# start of Input rows

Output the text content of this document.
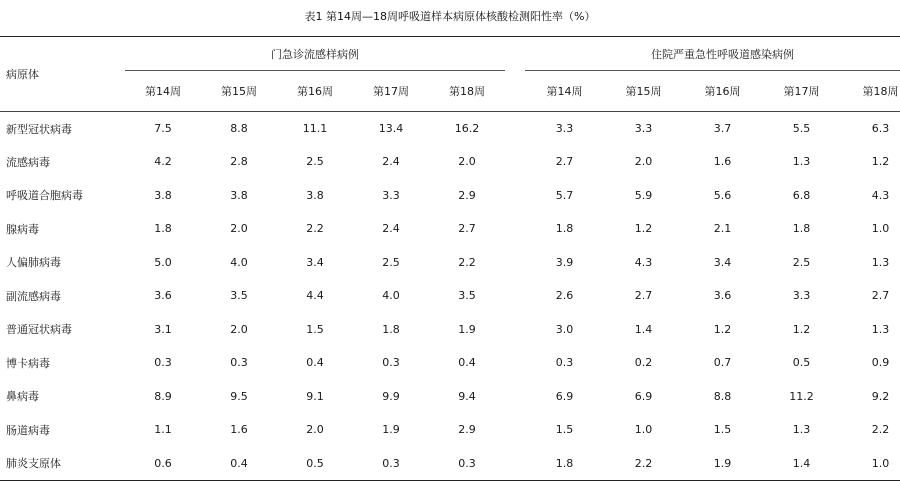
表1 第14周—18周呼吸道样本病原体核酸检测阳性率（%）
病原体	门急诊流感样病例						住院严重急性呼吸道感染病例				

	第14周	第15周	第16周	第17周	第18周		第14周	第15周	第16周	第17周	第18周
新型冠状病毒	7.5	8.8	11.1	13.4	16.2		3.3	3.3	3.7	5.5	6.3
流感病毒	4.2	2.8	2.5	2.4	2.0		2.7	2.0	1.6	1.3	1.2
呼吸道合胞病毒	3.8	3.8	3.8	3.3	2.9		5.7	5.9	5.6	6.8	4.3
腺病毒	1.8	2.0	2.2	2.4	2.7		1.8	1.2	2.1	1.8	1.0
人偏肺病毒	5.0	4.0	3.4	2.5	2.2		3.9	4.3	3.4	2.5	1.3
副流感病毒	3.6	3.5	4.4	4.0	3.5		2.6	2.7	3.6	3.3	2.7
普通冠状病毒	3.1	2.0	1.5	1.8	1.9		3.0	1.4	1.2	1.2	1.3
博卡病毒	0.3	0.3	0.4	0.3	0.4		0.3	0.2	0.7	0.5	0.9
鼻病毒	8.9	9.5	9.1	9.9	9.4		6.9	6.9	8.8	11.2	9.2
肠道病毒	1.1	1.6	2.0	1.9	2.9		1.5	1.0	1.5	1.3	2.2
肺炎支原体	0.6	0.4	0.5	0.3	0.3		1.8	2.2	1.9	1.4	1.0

# end of Input rows
# start of Input rows

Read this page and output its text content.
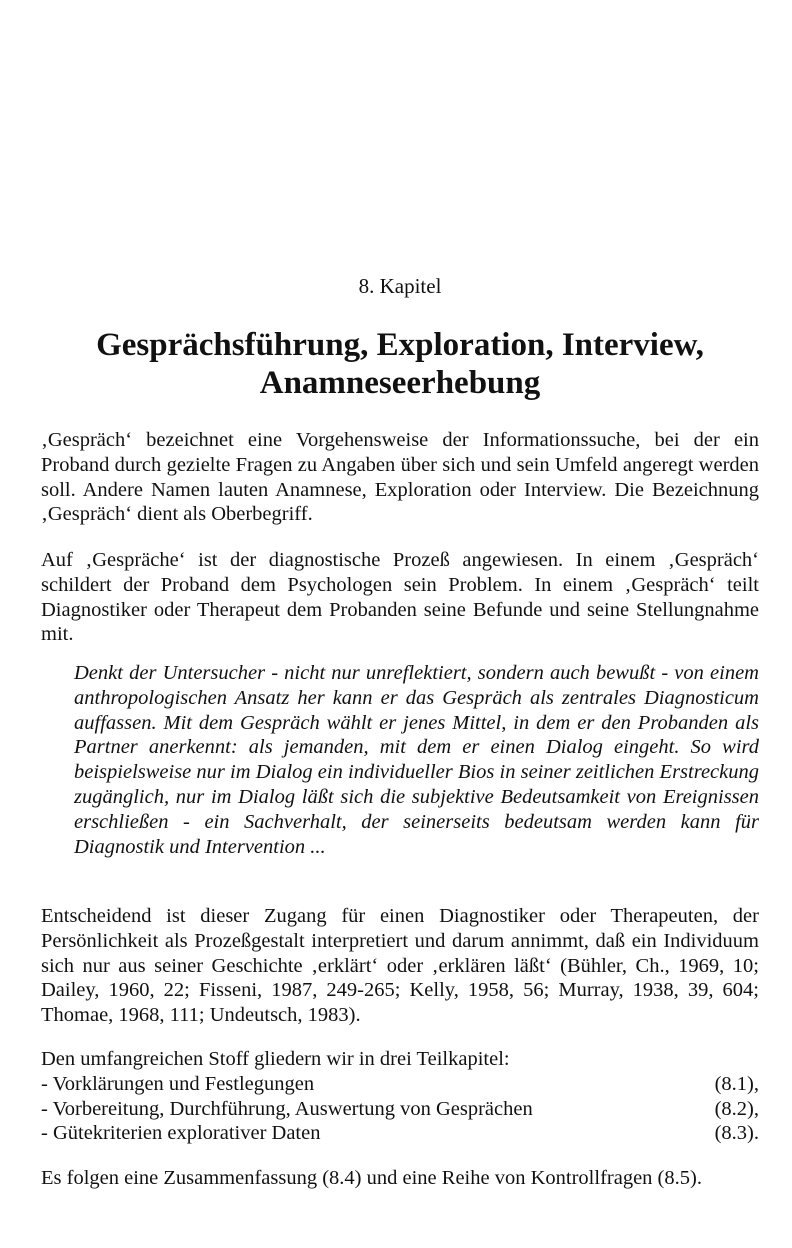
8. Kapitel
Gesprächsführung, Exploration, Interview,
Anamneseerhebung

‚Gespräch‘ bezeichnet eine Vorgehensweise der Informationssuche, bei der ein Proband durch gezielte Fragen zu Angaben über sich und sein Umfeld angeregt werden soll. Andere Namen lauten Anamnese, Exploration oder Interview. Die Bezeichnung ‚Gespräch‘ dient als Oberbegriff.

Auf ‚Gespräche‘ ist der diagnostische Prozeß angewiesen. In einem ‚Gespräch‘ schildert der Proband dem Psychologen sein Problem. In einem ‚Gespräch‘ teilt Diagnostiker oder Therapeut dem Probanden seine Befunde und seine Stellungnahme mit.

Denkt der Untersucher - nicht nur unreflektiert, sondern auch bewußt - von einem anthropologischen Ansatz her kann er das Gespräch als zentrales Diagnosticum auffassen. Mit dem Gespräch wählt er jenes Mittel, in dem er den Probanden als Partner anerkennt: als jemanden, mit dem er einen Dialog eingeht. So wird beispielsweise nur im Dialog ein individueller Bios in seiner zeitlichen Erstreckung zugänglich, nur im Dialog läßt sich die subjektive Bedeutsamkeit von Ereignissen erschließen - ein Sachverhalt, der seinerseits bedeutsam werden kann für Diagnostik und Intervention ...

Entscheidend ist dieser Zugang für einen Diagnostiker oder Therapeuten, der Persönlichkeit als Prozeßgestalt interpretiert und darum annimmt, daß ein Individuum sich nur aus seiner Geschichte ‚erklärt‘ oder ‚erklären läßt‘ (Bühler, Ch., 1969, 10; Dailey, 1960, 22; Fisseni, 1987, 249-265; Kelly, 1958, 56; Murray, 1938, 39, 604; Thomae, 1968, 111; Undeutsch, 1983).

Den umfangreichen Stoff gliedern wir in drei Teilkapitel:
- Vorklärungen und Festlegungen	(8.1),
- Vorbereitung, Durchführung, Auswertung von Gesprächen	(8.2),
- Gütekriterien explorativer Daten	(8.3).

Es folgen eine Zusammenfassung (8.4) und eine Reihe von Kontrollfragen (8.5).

# end of Input rows

• Stated problem: The lines to collect are those holding the string "Diagnostiker"; copy them all.

• Solved exercise:
Auf ‚Gespräche‘ ist der diagnostische Prozeß angewiesen. In einem ‚Gespräch‘ schildert der Proband dem Psychologen sein Problem. In einem ‚Gespräch‘ teilt Diagnostiker oder Therapeut dem Probanden seine Befunde und seine Stellungnahme mit.
Entscheidend ist dieser Zugang für einen Diagnostiker oder Therapeuten, der Persönlichkeit als Prozeßgestalt interpretiert und darum annimmt, daß ein Individuum sich nur aus seiner Geschichte ‚erklärt‘ oder ‚erklären läßt‘ (Bühler, Ch., 1969, 10; Dailey, 1960, 22; Fisseni, 1987, 249-265; Kelly, 1958, 56; Murray, 1938, 39, 604; Thomae, 1968, 111; Undeutsch, 1983).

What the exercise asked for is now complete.